** start **
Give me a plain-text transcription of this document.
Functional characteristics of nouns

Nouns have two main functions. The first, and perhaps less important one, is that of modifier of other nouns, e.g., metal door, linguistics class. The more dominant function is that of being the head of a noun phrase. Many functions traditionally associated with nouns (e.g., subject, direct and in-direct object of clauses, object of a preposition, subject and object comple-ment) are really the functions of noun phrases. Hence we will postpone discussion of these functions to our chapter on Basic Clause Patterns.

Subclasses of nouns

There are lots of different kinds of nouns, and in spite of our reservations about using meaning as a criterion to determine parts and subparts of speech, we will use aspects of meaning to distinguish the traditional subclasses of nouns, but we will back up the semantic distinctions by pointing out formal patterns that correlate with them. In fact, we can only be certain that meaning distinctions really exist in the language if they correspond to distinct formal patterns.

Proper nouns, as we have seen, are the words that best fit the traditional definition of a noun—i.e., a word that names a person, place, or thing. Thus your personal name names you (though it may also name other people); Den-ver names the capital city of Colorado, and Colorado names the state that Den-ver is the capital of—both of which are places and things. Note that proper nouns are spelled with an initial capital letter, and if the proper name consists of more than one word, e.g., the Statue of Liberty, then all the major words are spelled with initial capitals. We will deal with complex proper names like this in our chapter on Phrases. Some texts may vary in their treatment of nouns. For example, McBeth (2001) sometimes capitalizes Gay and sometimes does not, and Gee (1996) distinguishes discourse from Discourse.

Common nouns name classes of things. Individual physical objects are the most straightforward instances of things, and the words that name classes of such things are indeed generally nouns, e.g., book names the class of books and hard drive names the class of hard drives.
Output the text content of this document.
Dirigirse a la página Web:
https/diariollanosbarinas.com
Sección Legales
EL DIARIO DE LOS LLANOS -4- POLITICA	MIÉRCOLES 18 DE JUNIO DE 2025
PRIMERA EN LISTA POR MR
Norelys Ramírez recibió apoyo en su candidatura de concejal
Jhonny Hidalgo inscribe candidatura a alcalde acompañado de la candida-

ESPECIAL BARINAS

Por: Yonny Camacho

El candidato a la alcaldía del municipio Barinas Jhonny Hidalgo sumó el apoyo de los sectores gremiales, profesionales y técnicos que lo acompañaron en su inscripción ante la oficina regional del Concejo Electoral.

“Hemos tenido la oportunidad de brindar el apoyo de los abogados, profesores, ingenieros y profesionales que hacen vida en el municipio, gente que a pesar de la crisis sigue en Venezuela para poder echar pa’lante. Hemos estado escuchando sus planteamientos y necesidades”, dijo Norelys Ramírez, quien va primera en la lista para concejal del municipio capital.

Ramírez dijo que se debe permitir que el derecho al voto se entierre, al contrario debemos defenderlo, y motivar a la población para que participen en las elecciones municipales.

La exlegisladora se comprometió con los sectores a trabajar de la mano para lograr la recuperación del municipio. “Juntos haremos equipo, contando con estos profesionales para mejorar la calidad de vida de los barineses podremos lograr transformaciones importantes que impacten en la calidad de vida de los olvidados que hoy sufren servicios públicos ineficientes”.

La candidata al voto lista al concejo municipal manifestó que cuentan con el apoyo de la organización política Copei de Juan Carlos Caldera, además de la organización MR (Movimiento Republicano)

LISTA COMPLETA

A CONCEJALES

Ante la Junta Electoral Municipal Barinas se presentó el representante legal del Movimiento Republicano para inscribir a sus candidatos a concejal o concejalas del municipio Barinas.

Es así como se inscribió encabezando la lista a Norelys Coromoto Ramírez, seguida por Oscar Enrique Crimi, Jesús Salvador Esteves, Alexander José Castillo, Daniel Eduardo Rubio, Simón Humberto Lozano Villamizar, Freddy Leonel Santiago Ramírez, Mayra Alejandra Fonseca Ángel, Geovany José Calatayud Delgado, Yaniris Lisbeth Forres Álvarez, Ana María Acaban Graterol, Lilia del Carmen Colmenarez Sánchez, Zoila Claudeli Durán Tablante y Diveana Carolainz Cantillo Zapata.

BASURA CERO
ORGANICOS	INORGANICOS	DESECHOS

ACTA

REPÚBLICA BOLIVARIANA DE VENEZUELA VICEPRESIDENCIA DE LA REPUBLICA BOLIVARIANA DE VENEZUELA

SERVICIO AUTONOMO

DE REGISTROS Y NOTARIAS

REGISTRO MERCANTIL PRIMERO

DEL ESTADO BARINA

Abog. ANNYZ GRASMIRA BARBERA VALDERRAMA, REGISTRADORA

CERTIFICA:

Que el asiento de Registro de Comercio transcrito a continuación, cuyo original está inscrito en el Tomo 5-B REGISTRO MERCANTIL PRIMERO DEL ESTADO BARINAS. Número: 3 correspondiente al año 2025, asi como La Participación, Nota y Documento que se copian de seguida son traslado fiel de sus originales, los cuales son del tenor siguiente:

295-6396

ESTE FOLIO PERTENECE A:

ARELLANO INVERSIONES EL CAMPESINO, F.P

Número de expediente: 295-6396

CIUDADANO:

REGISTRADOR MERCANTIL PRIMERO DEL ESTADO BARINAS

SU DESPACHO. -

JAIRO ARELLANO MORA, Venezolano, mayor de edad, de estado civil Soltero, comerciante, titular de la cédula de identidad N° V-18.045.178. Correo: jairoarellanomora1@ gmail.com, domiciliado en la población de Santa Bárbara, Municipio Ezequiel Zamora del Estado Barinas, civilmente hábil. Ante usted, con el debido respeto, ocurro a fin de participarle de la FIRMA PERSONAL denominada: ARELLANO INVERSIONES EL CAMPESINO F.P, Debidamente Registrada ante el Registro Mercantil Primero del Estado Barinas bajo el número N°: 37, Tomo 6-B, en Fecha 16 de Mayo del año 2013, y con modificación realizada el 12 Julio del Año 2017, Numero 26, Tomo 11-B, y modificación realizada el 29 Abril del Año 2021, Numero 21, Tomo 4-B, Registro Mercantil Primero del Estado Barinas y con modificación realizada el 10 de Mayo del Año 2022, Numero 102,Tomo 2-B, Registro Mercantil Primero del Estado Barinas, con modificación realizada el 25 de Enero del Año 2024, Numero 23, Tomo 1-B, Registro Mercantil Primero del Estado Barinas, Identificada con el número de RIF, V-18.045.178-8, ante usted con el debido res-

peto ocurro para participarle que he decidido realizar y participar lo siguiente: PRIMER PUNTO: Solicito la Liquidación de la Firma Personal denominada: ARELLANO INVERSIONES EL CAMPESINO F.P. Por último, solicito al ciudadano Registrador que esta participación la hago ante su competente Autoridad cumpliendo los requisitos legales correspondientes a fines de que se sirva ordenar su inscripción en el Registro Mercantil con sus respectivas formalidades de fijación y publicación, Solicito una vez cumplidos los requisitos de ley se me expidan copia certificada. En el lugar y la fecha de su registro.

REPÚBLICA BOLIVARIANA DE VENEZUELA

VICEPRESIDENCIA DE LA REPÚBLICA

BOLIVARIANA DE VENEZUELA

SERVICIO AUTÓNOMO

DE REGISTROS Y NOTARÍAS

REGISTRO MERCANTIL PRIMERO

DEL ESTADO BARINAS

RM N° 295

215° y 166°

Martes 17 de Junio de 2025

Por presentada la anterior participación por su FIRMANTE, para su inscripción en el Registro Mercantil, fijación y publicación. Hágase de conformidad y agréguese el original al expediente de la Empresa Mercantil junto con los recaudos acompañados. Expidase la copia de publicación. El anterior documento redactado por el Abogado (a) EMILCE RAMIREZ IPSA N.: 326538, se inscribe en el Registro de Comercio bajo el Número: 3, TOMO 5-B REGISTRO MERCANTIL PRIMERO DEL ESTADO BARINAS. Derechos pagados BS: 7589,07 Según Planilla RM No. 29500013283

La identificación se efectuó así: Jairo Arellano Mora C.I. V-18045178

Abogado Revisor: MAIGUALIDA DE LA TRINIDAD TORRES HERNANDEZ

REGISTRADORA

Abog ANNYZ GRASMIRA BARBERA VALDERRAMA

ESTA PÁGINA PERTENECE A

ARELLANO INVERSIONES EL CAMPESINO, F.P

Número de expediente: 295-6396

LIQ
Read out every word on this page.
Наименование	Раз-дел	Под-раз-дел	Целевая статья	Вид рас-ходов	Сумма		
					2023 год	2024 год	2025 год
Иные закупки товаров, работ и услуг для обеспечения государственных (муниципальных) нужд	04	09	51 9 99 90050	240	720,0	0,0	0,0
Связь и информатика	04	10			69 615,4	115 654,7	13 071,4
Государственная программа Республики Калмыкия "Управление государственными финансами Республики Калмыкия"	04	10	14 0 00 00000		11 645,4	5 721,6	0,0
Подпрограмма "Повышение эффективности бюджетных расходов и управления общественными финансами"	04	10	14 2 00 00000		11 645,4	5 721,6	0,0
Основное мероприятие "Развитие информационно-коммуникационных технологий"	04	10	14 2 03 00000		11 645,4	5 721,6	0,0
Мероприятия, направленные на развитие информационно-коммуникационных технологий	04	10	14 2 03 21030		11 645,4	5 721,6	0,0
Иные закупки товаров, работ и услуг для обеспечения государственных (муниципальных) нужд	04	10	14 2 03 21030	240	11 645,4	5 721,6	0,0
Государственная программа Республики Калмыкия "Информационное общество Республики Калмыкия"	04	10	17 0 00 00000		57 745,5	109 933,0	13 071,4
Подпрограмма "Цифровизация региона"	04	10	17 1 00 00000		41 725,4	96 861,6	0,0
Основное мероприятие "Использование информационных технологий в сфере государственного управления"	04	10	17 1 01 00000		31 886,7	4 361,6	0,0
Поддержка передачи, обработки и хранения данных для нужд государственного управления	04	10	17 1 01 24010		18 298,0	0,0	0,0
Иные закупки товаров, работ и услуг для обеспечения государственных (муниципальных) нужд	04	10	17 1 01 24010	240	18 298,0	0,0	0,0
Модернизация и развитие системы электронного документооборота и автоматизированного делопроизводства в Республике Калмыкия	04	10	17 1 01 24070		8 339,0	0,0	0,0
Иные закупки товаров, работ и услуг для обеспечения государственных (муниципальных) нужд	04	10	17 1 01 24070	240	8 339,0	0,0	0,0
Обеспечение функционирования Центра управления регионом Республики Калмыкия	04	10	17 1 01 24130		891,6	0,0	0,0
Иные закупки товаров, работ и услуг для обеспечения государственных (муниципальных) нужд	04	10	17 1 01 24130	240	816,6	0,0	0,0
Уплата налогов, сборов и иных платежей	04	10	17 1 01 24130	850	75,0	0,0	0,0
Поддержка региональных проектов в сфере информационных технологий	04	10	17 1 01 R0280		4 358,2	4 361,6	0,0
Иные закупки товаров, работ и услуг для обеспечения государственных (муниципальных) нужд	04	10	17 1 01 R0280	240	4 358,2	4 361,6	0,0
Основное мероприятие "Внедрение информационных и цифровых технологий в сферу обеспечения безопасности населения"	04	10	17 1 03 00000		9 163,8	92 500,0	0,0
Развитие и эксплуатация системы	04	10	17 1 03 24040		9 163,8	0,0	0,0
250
** end **
In the listing, find each line with the string "Hidalgo" and copy it.

Exercise answer →
Jhonny Hidalgo inscribe candidatura a alcalde acompañado de la candida-
El candidato a la alcaldía del municipio Barinas Jhonny Hidalgo sumó el apoyo de los sectores gremiales, profesionales y técnicos que lo acompañaron en su inscripción ante la oficina regional del Concejo Electoral.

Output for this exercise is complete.